# WORK REQUIRED
Without including any images, reproduce each entry exactly.
++++++++++++++++++++
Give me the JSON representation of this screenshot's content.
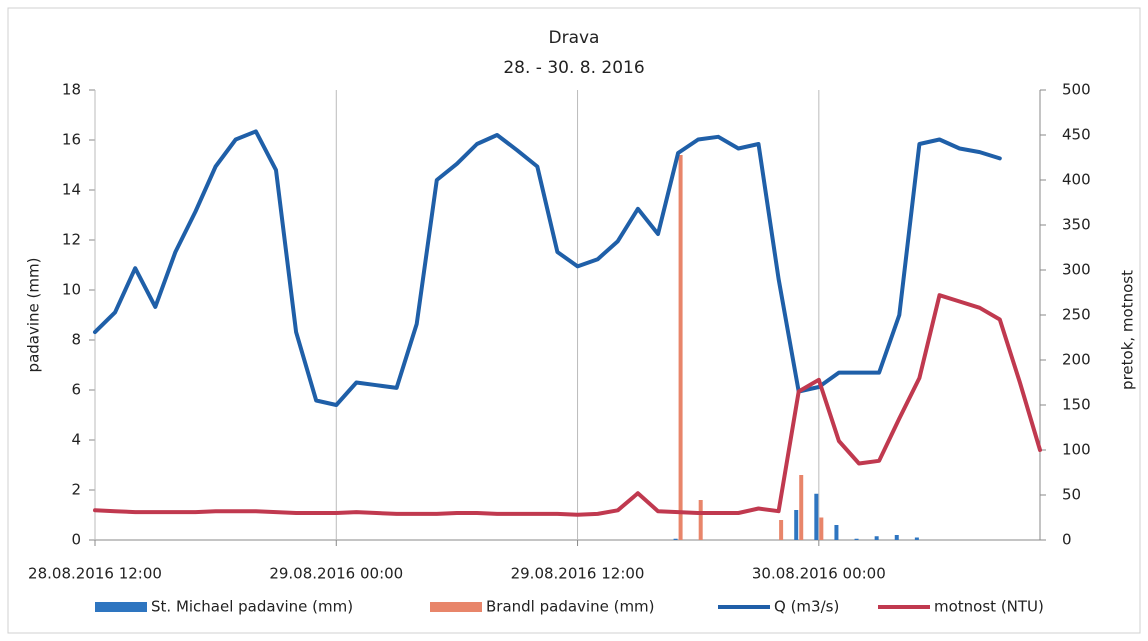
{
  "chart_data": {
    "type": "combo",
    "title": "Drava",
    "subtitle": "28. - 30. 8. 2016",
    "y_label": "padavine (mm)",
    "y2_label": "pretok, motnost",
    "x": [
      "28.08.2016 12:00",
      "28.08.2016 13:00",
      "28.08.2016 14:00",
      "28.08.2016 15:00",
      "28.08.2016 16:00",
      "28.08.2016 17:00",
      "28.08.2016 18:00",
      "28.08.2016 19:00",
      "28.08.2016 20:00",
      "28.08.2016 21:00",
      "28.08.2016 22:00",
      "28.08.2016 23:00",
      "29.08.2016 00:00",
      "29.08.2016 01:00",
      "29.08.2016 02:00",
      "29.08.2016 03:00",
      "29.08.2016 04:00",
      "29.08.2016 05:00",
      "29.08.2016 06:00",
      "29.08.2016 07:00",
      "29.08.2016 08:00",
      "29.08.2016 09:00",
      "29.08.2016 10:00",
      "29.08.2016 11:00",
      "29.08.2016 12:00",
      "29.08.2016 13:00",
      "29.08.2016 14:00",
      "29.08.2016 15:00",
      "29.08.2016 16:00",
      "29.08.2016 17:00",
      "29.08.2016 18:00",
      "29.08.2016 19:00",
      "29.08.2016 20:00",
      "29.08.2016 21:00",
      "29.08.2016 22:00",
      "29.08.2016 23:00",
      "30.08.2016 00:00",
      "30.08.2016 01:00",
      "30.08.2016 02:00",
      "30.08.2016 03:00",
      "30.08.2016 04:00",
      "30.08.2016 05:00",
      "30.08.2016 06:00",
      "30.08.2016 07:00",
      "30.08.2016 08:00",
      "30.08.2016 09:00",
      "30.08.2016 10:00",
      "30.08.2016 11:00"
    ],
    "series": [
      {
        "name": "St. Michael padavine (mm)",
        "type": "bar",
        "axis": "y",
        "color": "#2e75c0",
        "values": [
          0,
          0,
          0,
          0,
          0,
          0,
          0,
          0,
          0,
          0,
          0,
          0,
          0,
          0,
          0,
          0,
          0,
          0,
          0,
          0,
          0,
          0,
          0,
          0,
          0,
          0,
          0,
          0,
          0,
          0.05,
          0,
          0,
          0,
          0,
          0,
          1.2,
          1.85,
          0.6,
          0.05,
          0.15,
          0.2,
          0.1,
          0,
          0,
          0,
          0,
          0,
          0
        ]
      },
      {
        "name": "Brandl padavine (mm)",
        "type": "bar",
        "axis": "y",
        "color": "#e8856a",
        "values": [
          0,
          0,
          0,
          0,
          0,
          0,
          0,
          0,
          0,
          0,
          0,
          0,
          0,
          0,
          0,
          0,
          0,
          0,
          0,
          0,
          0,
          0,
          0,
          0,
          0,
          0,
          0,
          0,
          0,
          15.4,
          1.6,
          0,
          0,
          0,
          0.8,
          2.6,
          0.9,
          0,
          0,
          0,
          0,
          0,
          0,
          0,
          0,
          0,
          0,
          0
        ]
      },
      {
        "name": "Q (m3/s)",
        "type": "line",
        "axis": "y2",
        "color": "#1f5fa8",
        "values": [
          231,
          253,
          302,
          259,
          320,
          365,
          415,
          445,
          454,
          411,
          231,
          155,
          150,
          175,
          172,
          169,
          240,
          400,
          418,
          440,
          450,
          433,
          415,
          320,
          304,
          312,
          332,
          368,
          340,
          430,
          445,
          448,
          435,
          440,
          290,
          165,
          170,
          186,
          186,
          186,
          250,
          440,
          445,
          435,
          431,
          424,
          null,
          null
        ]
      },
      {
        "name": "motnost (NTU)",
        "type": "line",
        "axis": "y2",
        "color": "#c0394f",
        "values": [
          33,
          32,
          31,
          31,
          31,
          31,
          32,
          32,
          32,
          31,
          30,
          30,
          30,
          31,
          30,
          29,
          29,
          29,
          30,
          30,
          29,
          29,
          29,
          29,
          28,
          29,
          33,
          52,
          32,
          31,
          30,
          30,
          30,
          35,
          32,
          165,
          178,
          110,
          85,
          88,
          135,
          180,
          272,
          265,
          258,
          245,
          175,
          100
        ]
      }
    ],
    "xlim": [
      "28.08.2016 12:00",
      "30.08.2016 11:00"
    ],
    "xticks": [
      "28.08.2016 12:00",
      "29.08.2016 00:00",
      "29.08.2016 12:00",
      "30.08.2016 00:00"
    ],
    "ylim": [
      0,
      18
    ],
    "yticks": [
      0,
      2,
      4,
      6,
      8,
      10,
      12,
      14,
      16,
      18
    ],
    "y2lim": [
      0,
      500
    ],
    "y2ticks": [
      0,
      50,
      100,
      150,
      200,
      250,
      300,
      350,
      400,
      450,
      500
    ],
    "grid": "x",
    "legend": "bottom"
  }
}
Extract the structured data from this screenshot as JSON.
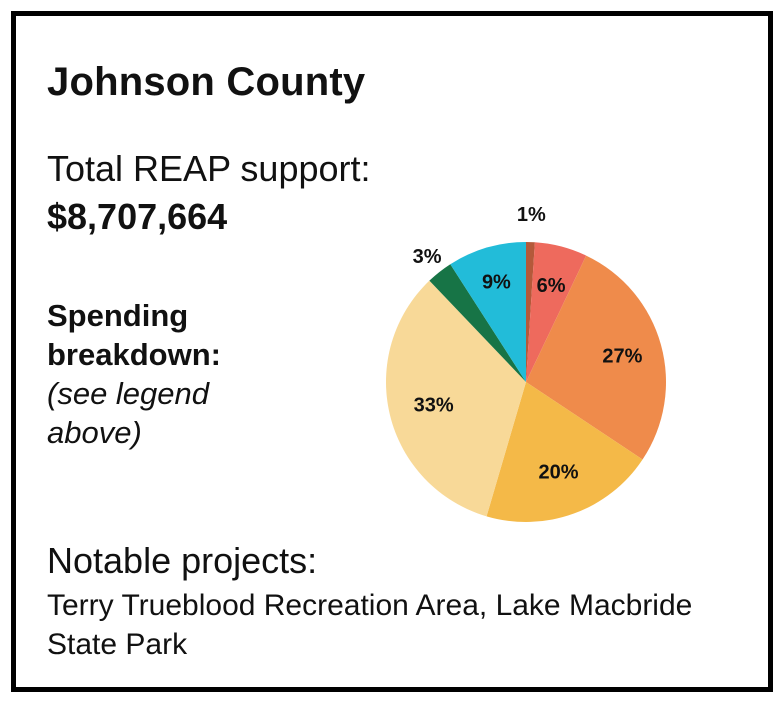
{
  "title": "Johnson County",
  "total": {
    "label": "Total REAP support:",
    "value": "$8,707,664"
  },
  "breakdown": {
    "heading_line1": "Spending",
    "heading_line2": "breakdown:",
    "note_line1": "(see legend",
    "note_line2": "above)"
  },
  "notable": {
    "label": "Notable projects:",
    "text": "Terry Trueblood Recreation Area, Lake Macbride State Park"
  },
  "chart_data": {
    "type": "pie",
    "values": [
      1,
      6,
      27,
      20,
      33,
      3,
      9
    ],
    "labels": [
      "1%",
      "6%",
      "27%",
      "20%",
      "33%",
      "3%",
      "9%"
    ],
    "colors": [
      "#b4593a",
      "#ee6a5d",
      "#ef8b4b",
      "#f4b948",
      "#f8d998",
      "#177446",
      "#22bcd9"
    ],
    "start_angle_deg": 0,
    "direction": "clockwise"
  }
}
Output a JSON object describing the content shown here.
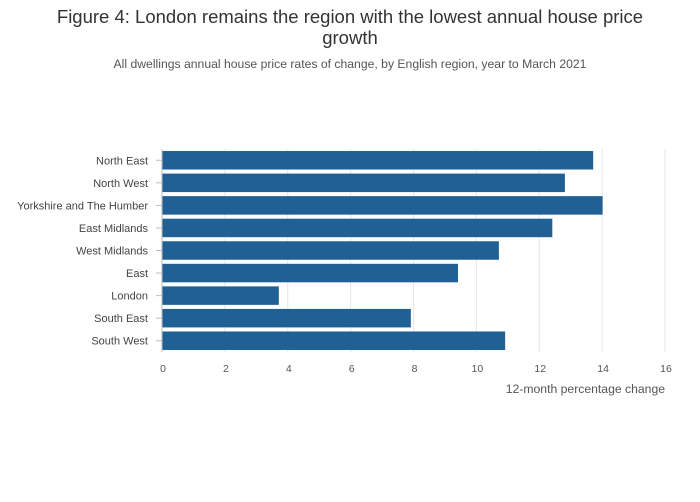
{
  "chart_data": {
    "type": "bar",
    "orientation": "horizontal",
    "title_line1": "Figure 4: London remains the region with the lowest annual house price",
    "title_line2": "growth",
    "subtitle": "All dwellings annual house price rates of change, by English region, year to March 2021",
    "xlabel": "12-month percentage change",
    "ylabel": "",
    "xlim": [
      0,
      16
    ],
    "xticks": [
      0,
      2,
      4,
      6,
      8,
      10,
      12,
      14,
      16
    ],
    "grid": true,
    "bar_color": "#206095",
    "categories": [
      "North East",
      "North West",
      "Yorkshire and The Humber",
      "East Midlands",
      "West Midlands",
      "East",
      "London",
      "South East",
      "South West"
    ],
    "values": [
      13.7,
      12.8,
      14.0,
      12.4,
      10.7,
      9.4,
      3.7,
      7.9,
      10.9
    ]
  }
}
++++++++++++++++++++
# RESPONSE FOR THIS EXERCISE
Give me the JSON representation of this screenshot's content.
{
  "chart_data": {
    "type": "combo",
    "title": "Drava",
    "subtitle": "28. - 30. 8. 2016",
    "y_label": "padavine (mm)",
    "y2_label": "pretok, motnost",
    "x": [
      "28.08.2016 12:00",
      "28.08.2016 13:00",
      "28.08.2016 14:00",
      "28.08.2016 15:00",
      "28.08.2016 16:00",
      "28.08.2016 17:00",
      "28.08.2016 18:00",
      "28.08.2016 19:00",
      "28.08.2016 20:00",
      "28.08.2016 21:00",
      "28.08.2016 22:00",
      "28.08.2016 23:00",
      "29.08.2016 00:00",
      "29.08.2016 01:00",
      "29.08.2016 02:00",
      "29.08.2016 03:00",
      "29.08.2016 04:00",
      "29.08.2016 05:00",
      "29.08.2016 06:00",
      "29.08.2016 07:00",
      "29.08.2016 08:00",
      "29.08.2016 09:00",
      "29.08.2016 10:00",
      "29.08.2016 11:00",
      "29.08.2016 12:00",
      "29.08.2016 13:00",
      "29.08.2016 14:00",
      "29.08.2016 15:00",
      "29.08.2016 16:00",
      "29.08.2016 17:00",
      "29.08.2016 18:00",
      "29.08.2016 19:00",
      "29.08.2016 20:00",
      "29.08.2016 21:00",
      "29.08.2016 22:00",
      "29.08.2016 23:00",
      "30.08.2016 00:00",
      "30.08.2016 01:00",
      "30.08.2016 02:00",
      "30.08.2016 03:00",
      "30.08.2016 04:00",
      "30.08.2016 05:00",
      "30.08.2016 06:00",
      "30.08.2016 07:00",
      "30.08.2016 08:00",
      "30.08.2016 09:00",
      "30.08.2016 10:00",
      "30.08.2016 11:00"
    ],
    "series": [
      {
        "name": "St. Michael padavine (mm)",
        "type": "bar",
        "axis": "y",
        "color": "#2e75c0",
        "values": [
          0,
          0,
          0,
          0,
          0,
          0,
          0,
          0,
          0,
          0,
          0,
          0,
          0,
          0,
          0,
          0,
          0,
          0,
          0,
          0,
          0,
          0,
          0,
          0,
          0,
          0,
          0,
          0,
          0,
          0.05,
          0,
          0,
          0,
          0,
          0,
          1.2,
          1.85,
          0.6,
          0.05,
          0.15,
          0.2,
          0.1,
          0,
          0,
          0,
          0,
          0,
          0
        ]
      },
      {
        "name": "Brandl padavine (mm)",
        "type": "bar",
        "axis": "y",
        "color": "#e8856a",
        "values": [
          0,
          0,
          0,
          0,
          0,
          0,
          0,
          0,
          0,
          0,
          0,
          0,
          0,
          0,
          0,
          0,
          0,
          0,
          0,
          0,
          0,
          0,
          0,
          0,
          0,
          0,
          0,
          0,
          0,
          15.4,
          1.6,
          0,
          0,
          0,
          0.8,
          2.6,
          0.9,
          0,
          0,
          0,
          0,
          0,
          0,
          0,
          0,
          0,
          0,
          0
        ]
      },
      {
        "name": "Q (m3/s)",
        "type": "line",
        "axis": "y2",
        "color": "#1f5fa8",
        "values": [
          231,
          253,
          302,
          259,
          320,
          365,
          415,
          445,
          454,
          411,
          231,
          155,
          150,
          175,
          172,
          169,
          240,
          400,
          418,
          440,
          450,
          433,
          415,
          320,
          304,
          312,
          332,
          368,
          340,
          430,
          445,
          448,
          435,
          440,
          290,
          165,
          170,
          186,
          186,
          186,
          250,
          440,
          445,
          435,
          431,
          424,
          null,
          null
        ]
      },
      {
        "name": "motnost (NTU)",
        "type": "line",
        "axis": "y2",
        "color": "#c0394f",
        "values": [
          33,
          32,
          31,
          31,
          31,
          31,
          32,
          32,
          32,
          31,
          30,
          30,
          30,
          31,
          30,
          29,
          29,
          29,
          30,
          30,
          29,
          29,
          29,
          29,
          28,
          29,
          33,
          52,
          32,
          31,
          30,
          30,
          30,
          35,
          32,
          165,
          178,
          110,
          85,
          88,
          135,
          180,
          272,
          265,
          258,
          245,
          175,
          100
        ]
      }
    ],
    "xlim": [
      "28.08.2016 12:00",
      "30.08.2016 11:00"
    ],
    "xticks": [
      "28.08.2016 12:00",
      "29.08.2016 00:00",
      "29.08.2016 12:00",
      "30.08.2016 00:00"
    ],
    "ylim": [
      0,
      18
    ],
    "yticks": [
      0,
      2,
      4,
      6,
      8,
      10,
      12,
      14,
      16,
      18
    ],
    "y2lim": [
      0,
      500
    ],
    "y2ticks": [
      0,
      50,
      100,
      150,
      200,
      250,
      300,
      350,
      400,
      450,
      500
    ],
    "grid": "x",
    "legend": "bottom"
  }
}
Extract the structured data from this screenshot as JSON.
{
  "title": "Johnson County",
  "total": {
    "label": "Total REAP support:",
    "value": "$8,707,664"
  },
  "breakdown": {
    "heading_line1": "Spending",
    "heading_line2": "breakdown:",
    "note_line1": "(see legend",
    "note_line2": "above)"
  },
  "notable": {
    "label": "Notable projects:",
    "text": "Terry Trueblood Recreation Area, Lake Macbride State Park"
  },
  "chart_data": {
    "type": "pie",
    "values": [
      1,
      6,
      27,
      20,
      33,
      3,
      9
    ],
    "labels": [
      "1%",
      "6%",
      "27%",
      "20%",
      "33%",
      "3%",
      "9%"
    ],
    "colors": [
      "#b4593a",
      "#ee6a5d",
      "#ef8b4b",
      "#f4b948",
      "#f8d998",
      "#177446",
      "#22bcd9"
    ],
    "start_angle_deg": 0,
    "direction": "clockwise"
  }
}
Output a JSON object describing the content shown here.
{
  "chart_data": {
    "type": "bar",
    "orientation": "horizontal",
    "title_line1": "Figure 4: London remains the region with the lowest annual house price",
    "title_line2": "growth",
    "subtitle": "All dwellings annual house price rates of change, by English region, year to March 2021",
    "xlabel": "12-month percentage change",
    "ylabel": "",
    "xlim": [
      0,
      16
    ],
    "xticks": [
      0,
      2,
      4,
      6,
      8,
      10,
      12,
      14,
      16
    ],
    "grid": true,
    "bar_color": "#206095",
    "categories": [
      "North East",
      "North West",
      "Yorkshire and The Humber",
      "East Midlands",
      "West Midlands",
      "East",
      "London",
      "South East",
      "South West"
    ],
    "values": [
      13.7,
      12.8,
      14.0,
      12.4,
      10.7,
      9.4,
      3.7,
      7.9,
      10.9
    ]
  }
}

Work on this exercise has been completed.